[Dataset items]
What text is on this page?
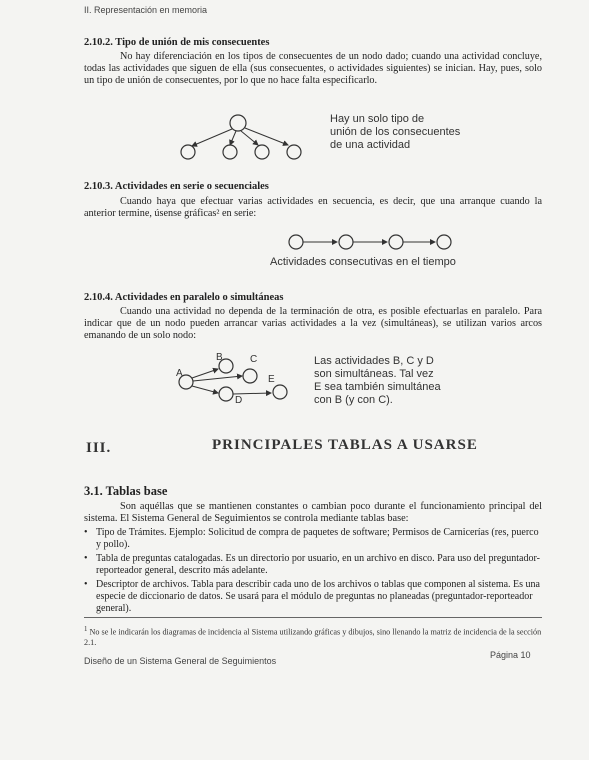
II. Representación en memoria
2.10.2. Tipo de unión de mis consecuentes
No hay diferenciación en los tipos de consecuentes de un nodo dado; cuando una actividad concluye, todas las actividades que siguen de ella (sus consecuentes, o actividades siguientes) se inician. Hay, pues, solo un tipo de unión de consecuentes, por lo que no hace falta especificarlo.
Hay un solo tipo de
unión de los consecuentes
de una actividad
2.10.3. Actividades en serie o secuenciales
Cuando haya que efectuar varias actividades en secuencia, es decir, que una arranque cuando la anterior termine, úsense gráficas² en serie:
Actividades consecutivas en el tiempo
2.10.4. Actividades en paralelo o simultáneas
Cuando una actividad no dependa de la terminación de otra, es posible efectuarlas en paralelo. Para indicar que de un nodo pueden arrancar varias actividades a la vez (simultáneas), se utilizan varios arcos emanando de un solo nodo:
A
B	C
D
E
Las actividades B, C y D
son simultáneas. Tal vez
E sea también simultánea
con B (y con C).
III.	PRINCIPALES TABLAS A USARSE
3.1. Tablas base
Son aquéllas que se mantienen constantes o cambian poco durante el funcionamiento principal del sistema. El Sistema General de Seguimientos se controla mediante tablas base:
• Tipo de Trámites. Ejemplo: Solicitud de compra de paquetes de software; Permisos de Carnicerías (res, puerco y pollo).
• Tabla de preguntas catalogadas. Es un directorio por usuario, en un archivo en disco. Para uso del preguntador-reporteador general, descrito más adelante.
• Descriptor de archivos. Tabla para describir cada uno de los archivos o tablas que componen al sistema. Es una especie de diccionario de datos. Se usará para el módulo de preguntas no planeadas (preguntador-reporteador general).
$^1$ No se le indicarán los diagramas de incidencia al Sistema utilizando gráficas y dibujos, sino llenando la matriz de incidencia de la sección 2.1.
Diseño de un Sistema General de Seguimientos
Página 10
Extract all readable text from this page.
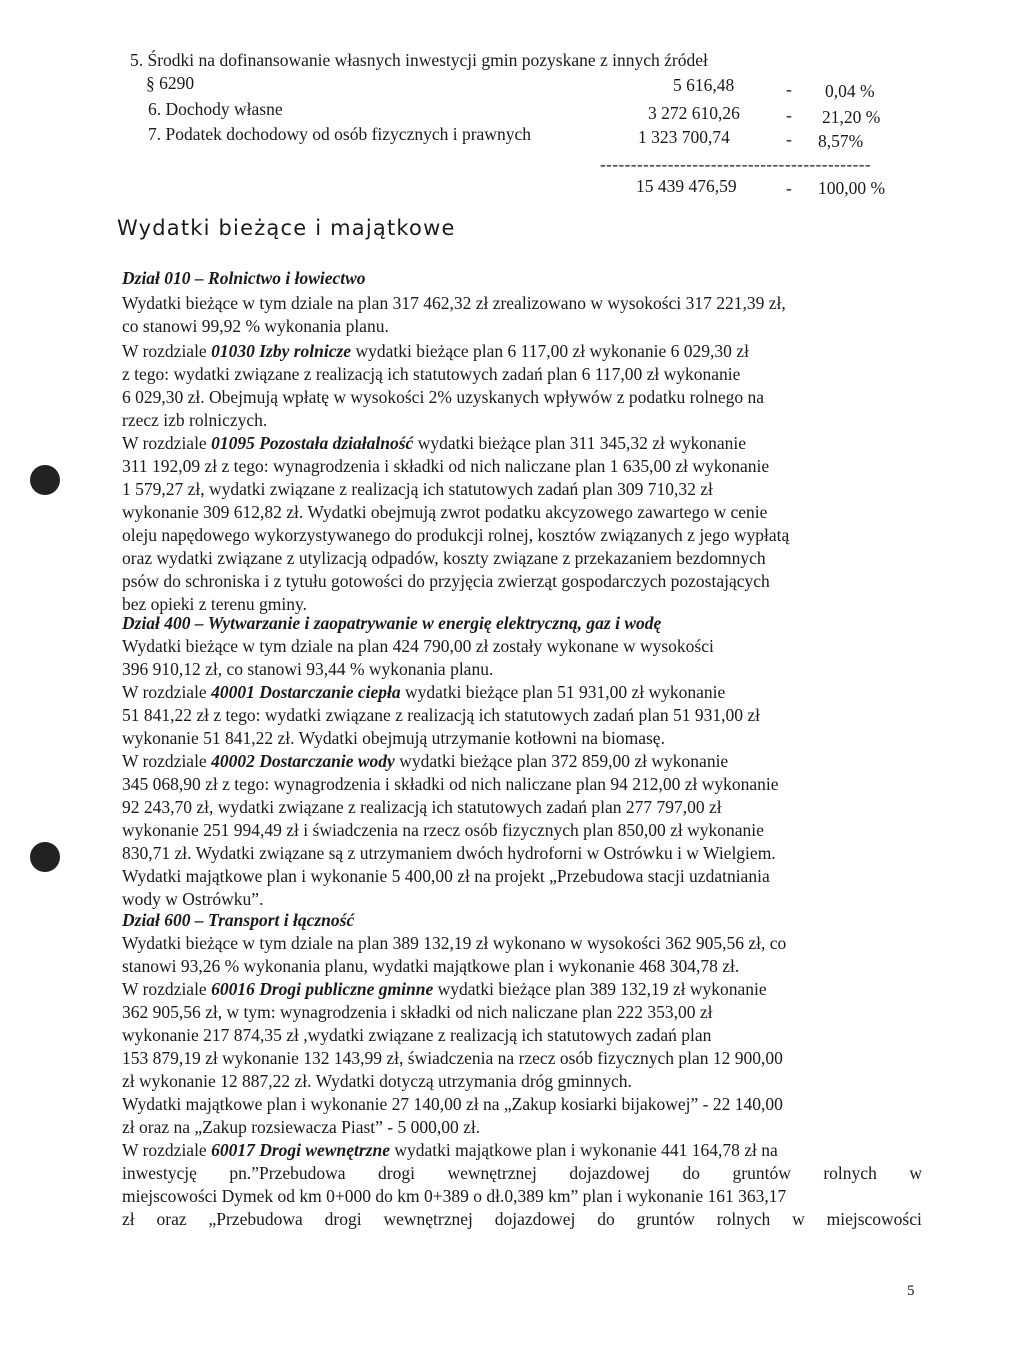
5. Środki na dofinansowanie własnych inwestycji gmin pozyskane z innych źródeł
§ 6290	5 616,48	- 0,04 %
6. Dochody własne	3 272 610,26	- 21,20 %
7. Podatek dochodowy od osób fizycznych i prawnych	1 323 700,74	- 8,57%
--------------------------------------------
15 439 476,59	- 100,00 %
Wydatki bieżące i majątkowe
Dział 010 – Rolnictwo i łowiectwo
Wydatki bieżące w tym dziale na plan 317 462,32 zł zrealizowano w wysokości 317 221,39 zł,
co stanowi 99,92 % wykonania planu.
W rozdziale 01030 Izby rolnicze wydatki bieżące plan 6 117,00 zł wykonanie 6 029,30 zł
z tego: wydatki związane z realizacją ich statutowych zadań plan 6 117,00 zł wykonanie
6 029,30 zł. Obejmują wpłatę w wysokości 2% uzyskanych wpływów z podatku rolnego na
rzecz izb rolniczych.
W rozdziale 01095 Pozostała działalność wydatki bieżące plan 311 345,32 zł wykonanie
311 192,09 zł z tego: wynagrodzenia i składki od nich naliczane plan 1 635,00 zł wykonanie
1 579,27 zł, wydatki związane z realizacją ich statutowych zadań plan 309 710,32 zł
wykonanie 309 612,82 zł. Wydatki obejmują zwrot podatku akcyzowego zawartego w cenie
oleju napędowego wykorzystywanego do produkcji rolnej, kosztów związanych z jego wypłatą
oraz wydatki związane z utylizacją odpadów, koszty związane z przekazaniem bezdomnych
psów do schroniska i z tytułu gotowości do przyjęcia zwierząt gospodarczych pozostających
bez opieki z terenu gminy.
Dział 400 – Wytwarzanie i zaopatrywanie w energię elektryczną, gaz i wodę
Wydatki bieżące w tym dziale na plan 424 790,00 zł zostały wykonane w wysokości
396 910,12 zł, co stanowi 93,44 % wykonania planu.
W rozdziale 40001 Dostarczanie ciepła wydatki bieżące plan 51 931,00 zł wykonanie
51 841,22 zł z tego: wydatki związane z realizacją ich statutowych zadań plan 51 931,00 zł
wykonanie 51 841,22 zł. Wydatki obejmują utrzymanie kotłowni na biomasę.
W rozdziale 40002 Dostarczanie wody wydatki bieżące plan 372 859,00 zł wykonanie
345 068,90 zł z tego: wynagrodzenia i składki od nich naliczane plan 94 212,00 zł wykonanie
92 243,70 zł, wydatki związane z realizacją ich statutowych zadań plan 277 797,00 zł
wykonanie 251 994,49 zł i świadczenia na rzecz osób fizycznych plan 850,00 zł wykonanie
830,71 zł. Wydatki związane są z utrzymaniem dwóch hydroforni w Ostrówku i w Wielgiem.
Wydatki majątkowe plan i wykonanie 5 400,00 zł na projekt „Przebudowa stacji uzdatniania
wody w Ostrówku”.
Dział 600 – Transport i łączność
Wydatki bieżące w tym dziale na plan 389 132,19 zł wykonano w wysokości 362 905,56 zł, co
stanowi 93,26 % wykonania planu, wydatki majątkowe plan i wykonanie 468 304,78 zł.
W rozdziale 60016 Drogi publiczne gminne wydatki bieżące plan 389 132,19 zł wykonanie
362 905,56 zł, w tym: wynagrodzenia i składki od nich naliczane plan 222 353,00 zł
wykonanie 217 874,35 zł ,wydatki związane z realizacją ich statutowych zadań plan
153 879,19 zł wykonanie 132 143,99 zł, świadczenia na rzecz osób fizycznych plan 12 900,00
zł wykonanie 12 887,22 zł. Wydatki dotyczą utrzymania dróg gminnych.
Wydatki majątkowe plan i wykonanie 27 140,00 zł na „Zakup kosiarki bijakowej” - 22 140,00
zł oraz na „Zakup rozsiewacza Piast” - 5 000,00 zł.
W rozdziale 60017 Drogi wewnętrzne wydatki majątkowe plan i wykonanie 441 164,78 zł na
inwestycję pn.”Przebudowa drogi wewnętrznej dojazdowej do gruntów rolnych w
miejscowości Dymek od km 0+000 do km 0+389 o dł.0,389 km” plan i wykonanie 161 363,17
zł oraz „Przebudowa drogi wewnętrznej dojazdowej do gruntów rolnych w miejscowości
5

Problem statement >> All records must be output exactly as they are, except for the pictures, which are left out.

Solution >>
What text is on this page?
II. Representación en memoria
2.10.2. Tipo de unión de mis consecuentes
No hay diferenciación en los tipos de consecuentes de un nodo dado; cuando una actividad concluye, todas las actividades que siguen de ella (sus consecuentes, o actividades siguientes) se inician. Hay, pues, solo un tipo de unión de consecuentes, por lo que no hace falta especificarlo.
Hay un solo tipo de
unión de los consecuentes
de una actividad
2.10.3. Actividades en serie o secuenciales
Cuando haya que efectuar varias actividades en secuencia, es decir, que una arranque cuando la anterior termine, úsense gráficas² en serie:
Actividades consecutivas en el tiempo
2.10.4. Actividades en paralelo o simultáneas
Cuando una actividad no dependa de la terminación de otra, es posible efectuarlas en paralelo. Para indicar que de un nodo pueden arrancar varias actividades a la vez (simultáneas), se utilizan varios arcos emanando de un solo nodo:
A
B	C
D
E
Las actividades B, C y D
son simultáneas. Tal vez
E sea también simultánea
con B (y con C).
III.	PRINCIPALES TABLAS A USARSE
3.1. Tablas base
Son aquéllas que se mantienen constantes o cambian poco durante el funcionamiento principal del sistema. El Sistema General de Seguimientos se controla mediante tablas base:
• Tipo de Trámites. Ejemplo: Solicitud de compra de paquetes de software; Permisos de Carnicerías (res, puerco y pollo).
• Tabla de preguntas catalogadas. Es un directorio por usuario, en un archivo en disco. Para uso del preguntador-reporteador general, descrito más adelante.
• Descriptor de archivos. Tabla para describir cada uno de los archivos o tablas que componen al sistema. Es una especie de diccionario de datos. Se usará para el módulo de preguntas no planeadas (preguntador-reporteador general).
$^1$ No se le indicarán los diagramas de incidencia al Sistema utilizando gráficas y dibujos, sino llenando la matriz de incidencia de la sección 2.1.
Diseño de un Sistema General de Seguimientos
Página 10
Extract all readable text from this page.
5. Środki na dofinansowanie własnych inwestycji gmin pozyskane z innych źródeł
§ 6290	5 616,48	- 0,04 %
6. Dochody własne	3 272 610,26	- 21,20 %
7. Podatek dochodowy od osób fizycznych i prawnych	1 323 700,74	- 8,57%
--------------------------------------------
15 439 476,59	- 100,00 %
Wydatki bieżące i majątkowe
Dział 010 – Rolnictwo i łowiectwo
Wydatki bieżące w tym dziale na plan 317 462,32 zł zrealizowano w wysokości 317 221,39 zł,
co stanowi 99,92 % wykonania planu.
W rozdziale 01030 Izby rolnicze wydatki bieżące plan 6 117,00 zł wykonanie 6 029,30 zł
z tego: wydatki związane z realizacją ich statutowych zadań plan 6 117,00 zł wykonanie
6 029,30 zł. Obejmują wpłatę w wysokości 2% uzyskanych wpływów z podatku rolnego na
rzecz izb rolniczych.
W rozdziale 01095 Pozostała działalność wydatki bieżące plan 311 345,32 zł wykonanie
311 192,09 zł z tego: wynagrodzenia i składki od nich naliczane plan 1 635,00 zł wykonanie
1 579,27 zł, wydatki związane z realizacją ich statutowych zadań plan 309 710,32 zł
wykonanie 309 612,82 zł. Wydatki obejmują zwrot podatku akcyzowego zawartego w cenie
oleju napędowego wykorzystywanego do produkcji rolnej, kosztów związanych z jego wypłatą
oraz wydatki związane z utylizacją odpadów, koszty związane z przekazaniem bezdomnych
psów do schroniska i z tytułu gotowości do przyjęcia zwierząt gospodarczych pozostających
bez opieki z terenu gminy.
Dział 400 – Wytwarzanie i zaopatrywanie w energię elektryczną, gaz i wodę
Wydatki bieżące w tym dziale na plan 424 790,00 zł zostały wykonane w wysokości
396 910,12 zł, co stanowi 93,44 % wykonania planu.
W rozdziale 40001 Dostarczanie ciepła wydatki bieżące plan 51 931,00 zł wykonanie
51 841,22 zł z tego: wydatki związane z realizacją ich statutowych zadań plan 51 931,00 zł
wykonanie 51 841,22 zł. Wydatki obejmują utrzymanie kotłowni na biomasę.
W rozdziale 40002 Dostarczanie wody wydatki bieżące plan 372 859,00 zł wykonanie
345 068,90 zł z tego: wynagrodzenia i składki od nich naliczane plan 94 212,00 zł wykonanie
92 243,70 zł, wydatki związane z realizacją ich statutowych zadań plan 277 797,00 zł
wykonanie 251 994,49 zł i świadczenia na rzecz osób fizycznych plan 850,00 zł wykonanie
830,71 zł. Wydatki związane są z utrzymaniem dwóch hydroforni w Ostrówku i w Wielgiem.
Wydatki majątkowe plan i wykonanie 5 400,00 zł na projekt „Przebudowa stacji uzdatniania
wody w Ostrówku”.
Dział 600 – Transport i łączność
Wydatki bieżące w tym dziale na plan 389 132,19 zł wykonano w wysokości 362 905,56 zł, co
stanowi 93,26 % wykonania planu, wydatki majątkowe plan i wykonanie 468 304,78 zł.
W rozdziale 60016 Drogi publiczne gminne wydatki bieżące plan 389 132,19 zł wykonanie
362 905,56 zł, w tym: wynagrodzenia i składki od nich naliczane plan 222 353,00 zł
wykonanie 217 874,35 zł ,wydatki związane z realizacją ich statutowych zadań plan
153 879,19 zł wykonanie 132 143,99 zł, świadczenia na rzecz osób fizycznych plan 12 900,00
zł wykonanie 12 887,22 zł. Wydatki dotyczą utrzymania dróg gminnych.
Wydatki majątkowe plan i wykonanie 27 140,00 zł na „Zakup kosiarki bijakowej” - 22 140,00
zł oraz na „Zakup rozsiewacza Piast” - 5 000,00 zł.
W rozdziale 60017 Drogi wewnętrzne wydatki majątkowe plan i wykonanie 441 164,78 zł na
inwestycję pn.”Przebudowa drogi wewnętrznej dojazdowej do gruntów rolnych w
miejscowości Dymek od km 0+000 do km 0+389 o dł.0,389 km” plan i wykonanie 161 363,17
zł oraz „Przebudowa drogi wewnętrznej dojazdowej do gruntów rolnych w miejscowości
5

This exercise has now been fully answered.